**DIRECTIONS FOR THIS TASK**.
Transcribe the listing exactly, leaving out every picture.

**SUPPLIED INFORMATION**.
============================================================

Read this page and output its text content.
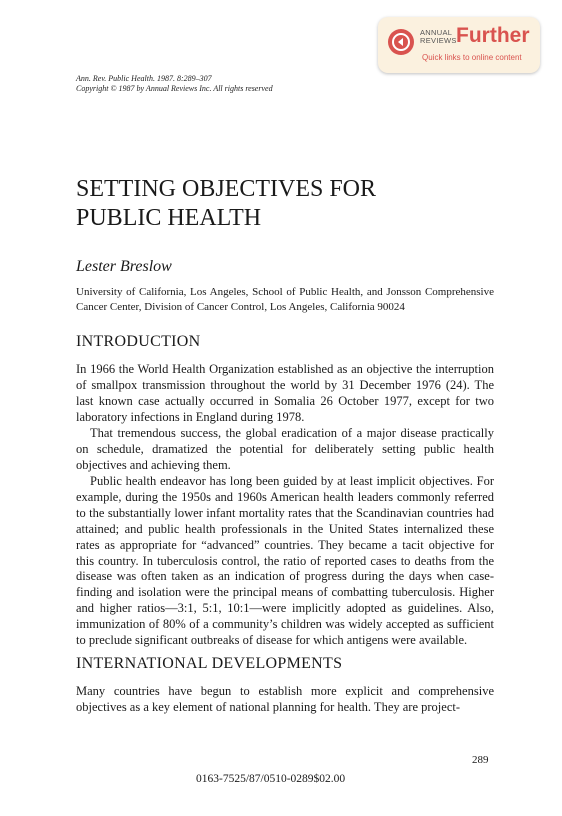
ANNUAL
REVIEWS Further
Quick links to online content
Ann. Rev. Public Health. 1987. 8:289–307
Copyright © 1987 by Annual Reviews Inc. All rights reserved
SETTING OBJECTIVES FOR
PUBLIC HEALTH
Lester Breslow
University of California, Los Angeles, School of Public Health, and Jonsson Comprehensive Cancer Center, Division of Cancer Control, Los Angeles, California 90024
INTRODUCTION

In 1966 the World Health Organization established as an objective the interruption of smallpox transmission throughout the world by 31 December 1976 (24). The last known case actually occurred in Somalia 26 October 1977, except for two laboratory infections in England during 1978.

That tremendous success, the global eradication of a major disease practically on schedule, dramatized the potential for deliberately setting public health objectives and achieving them.

Public health endeavor has long been guided by at least implicit objectives. For example, during the 1950s and 1960s American health leaders commonly referred to the substantially lower infant mortality rates that the Scandinavian countries had attained; and public health professionals in the United States internalized these rates as appropriate for “advanced” countries. They became a tacit objective for this country. In tuberculosis control, the ratio of reported cases to deaths from the disease was often taken as an indication of progress during the days when case-finding and isolation were the principal means of combatting tuberculosis. Higher and higher ratios—3:1, 5:1, 10:1—were implicitly adopted as guidelines. Also, immunization of 80% of a community’s children was widely accepted as sufficient to preclude significant outbreaks of disease for which antigens were available.

INTERNATIONAL DEVELOPMENTS

Many countries have begun to establish more explicit and comprehensive objectives as a key element of national planning for health. They are project-

289
0163-7525/87/0510-0289$02.00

============================================================

**OUTPUT BELOW**.
Read this page and output its text content.
ANNUAL
REVIEWS Further
Quick links to online content
Ann. Rev. Public Health. 1987. 8:289–307
Copyright © 1987 by Annual Reviews Inc. All rights reserved
SETTING OBJECTIVES FOR
PUBLIC HEALTH
Lester Breslow
University of California, Los Angeles, School of Public Health, and Jonsson Comprehensive Cancer Center, Division of Cancer Control, Los Angeles, California 90024
INTRODUCTION

In 1966 the World Health Organization established as an objective the interruption of smallpox transmission throughout the world by 31 December 1976 (24). The last known case actually occurred in Somalia 26 October 1977, except for two laboratory infections in England during 1978.

That tremendous success, the global eradication of a major disease practically on schedule, dramatized the potential for deliberately setting public health objectives and achieving them.

Public health endeavor has long been guided by at least implicit objectives. For example, during the 1950s and 1960s American health leaders commonly referred to the substantially lower infant mortality rates that the Scandinavian countries had attained; and public health professionals in the United States internalized these rates as appropriate for “advanced” countries. They became a tacit objective for this country. In tuberculosis control, the ratio of reported cases to deaths from the disease was often taken as an indication of progress during the days when case-finding and isolation were the principal means of combatting tuberculosis. Higher and higher ratios—3:1, 5:1, 10:1—were implicitly adopted as guidelines. Also, immunization of 80% of a community’s children was widely accepted as sufficient to preclude significant outbreaks of disease for which antigens were available.

INTERNATIONAL DEVELOPMENTS

Many countries have begun to establish more explicit and comprehensive objectives as a key element of national planning for health. They are project-

289
0163-7525/87/0510-0289$02.00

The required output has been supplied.